PROBLEM TO SOLVE >> Please pull out every line that includes the string "Allmän".

[Start of GIVEN DATA]

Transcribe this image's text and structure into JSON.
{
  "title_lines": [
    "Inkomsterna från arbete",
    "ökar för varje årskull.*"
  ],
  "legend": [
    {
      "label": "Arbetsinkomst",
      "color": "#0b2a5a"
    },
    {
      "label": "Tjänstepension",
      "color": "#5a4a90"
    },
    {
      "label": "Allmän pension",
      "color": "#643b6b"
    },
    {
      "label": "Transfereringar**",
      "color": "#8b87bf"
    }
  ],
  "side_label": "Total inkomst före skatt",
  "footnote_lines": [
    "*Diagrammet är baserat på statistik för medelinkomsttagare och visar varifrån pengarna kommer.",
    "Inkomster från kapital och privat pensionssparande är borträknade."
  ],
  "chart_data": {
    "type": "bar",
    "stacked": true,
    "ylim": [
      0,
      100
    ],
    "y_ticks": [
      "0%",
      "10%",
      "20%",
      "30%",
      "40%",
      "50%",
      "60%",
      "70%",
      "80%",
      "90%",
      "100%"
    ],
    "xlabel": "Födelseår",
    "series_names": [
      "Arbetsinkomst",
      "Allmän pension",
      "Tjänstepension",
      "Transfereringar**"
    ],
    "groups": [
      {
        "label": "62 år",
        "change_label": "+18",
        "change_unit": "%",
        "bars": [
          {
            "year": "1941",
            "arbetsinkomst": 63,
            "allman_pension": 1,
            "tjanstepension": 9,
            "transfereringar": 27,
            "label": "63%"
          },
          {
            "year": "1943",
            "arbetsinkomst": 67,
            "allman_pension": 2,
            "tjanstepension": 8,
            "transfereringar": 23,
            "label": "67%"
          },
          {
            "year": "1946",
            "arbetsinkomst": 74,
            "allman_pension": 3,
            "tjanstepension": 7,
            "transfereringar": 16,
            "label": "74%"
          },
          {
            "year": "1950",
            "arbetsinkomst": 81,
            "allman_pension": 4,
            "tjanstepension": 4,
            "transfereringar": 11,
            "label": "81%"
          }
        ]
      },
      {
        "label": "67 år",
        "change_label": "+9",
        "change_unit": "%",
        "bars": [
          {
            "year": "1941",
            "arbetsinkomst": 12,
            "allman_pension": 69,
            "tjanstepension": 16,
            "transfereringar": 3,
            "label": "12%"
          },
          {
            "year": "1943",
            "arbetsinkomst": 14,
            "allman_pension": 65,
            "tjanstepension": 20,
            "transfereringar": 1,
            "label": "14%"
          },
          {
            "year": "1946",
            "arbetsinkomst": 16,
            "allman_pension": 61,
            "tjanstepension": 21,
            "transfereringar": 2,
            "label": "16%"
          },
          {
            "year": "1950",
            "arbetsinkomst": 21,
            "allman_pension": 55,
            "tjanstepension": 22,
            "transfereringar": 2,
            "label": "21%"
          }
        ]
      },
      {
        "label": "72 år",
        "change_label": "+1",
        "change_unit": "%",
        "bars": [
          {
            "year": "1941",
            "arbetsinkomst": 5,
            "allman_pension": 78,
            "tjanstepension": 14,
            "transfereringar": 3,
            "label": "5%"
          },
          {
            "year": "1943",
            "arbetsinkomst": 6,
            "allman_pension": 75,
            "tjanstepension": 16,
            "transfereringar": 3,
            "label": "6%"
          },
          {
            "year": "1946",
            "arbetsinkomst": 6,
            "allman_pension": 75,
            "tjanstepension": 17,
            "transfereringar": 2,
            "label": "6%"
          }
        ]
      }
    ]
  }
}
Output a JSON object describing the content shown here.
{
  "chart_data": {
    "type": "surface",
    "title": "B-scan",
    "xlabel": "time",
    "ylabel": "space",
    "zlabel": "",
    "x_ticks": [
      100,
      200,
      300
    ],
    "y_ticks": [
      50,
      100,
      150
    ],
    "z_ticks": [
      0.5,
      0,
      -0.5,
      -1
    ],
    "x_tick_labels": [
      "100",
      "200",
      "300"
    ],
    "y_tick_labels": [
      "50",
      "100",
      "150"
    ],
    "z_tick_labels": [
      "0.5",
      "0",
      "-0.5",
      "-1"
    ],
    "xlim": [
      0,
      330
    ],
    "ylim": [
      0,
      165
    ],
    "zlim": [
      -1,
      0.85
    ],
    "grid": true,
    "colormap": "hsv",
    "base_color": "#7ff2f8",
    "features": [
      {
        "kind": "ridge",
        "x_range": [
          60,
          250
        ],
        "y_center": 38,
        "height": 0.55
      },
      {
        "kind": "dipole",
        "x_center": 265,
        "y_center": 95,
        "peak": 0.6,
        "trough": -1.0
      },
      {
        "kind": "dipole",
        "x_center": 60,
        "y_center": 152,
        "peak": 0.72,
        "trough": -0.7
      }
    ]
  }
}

[End of GIVEN DATA]

RESPONSE TO THE TASK >>
      "label": "Allmän pension",
      "Allmän pension",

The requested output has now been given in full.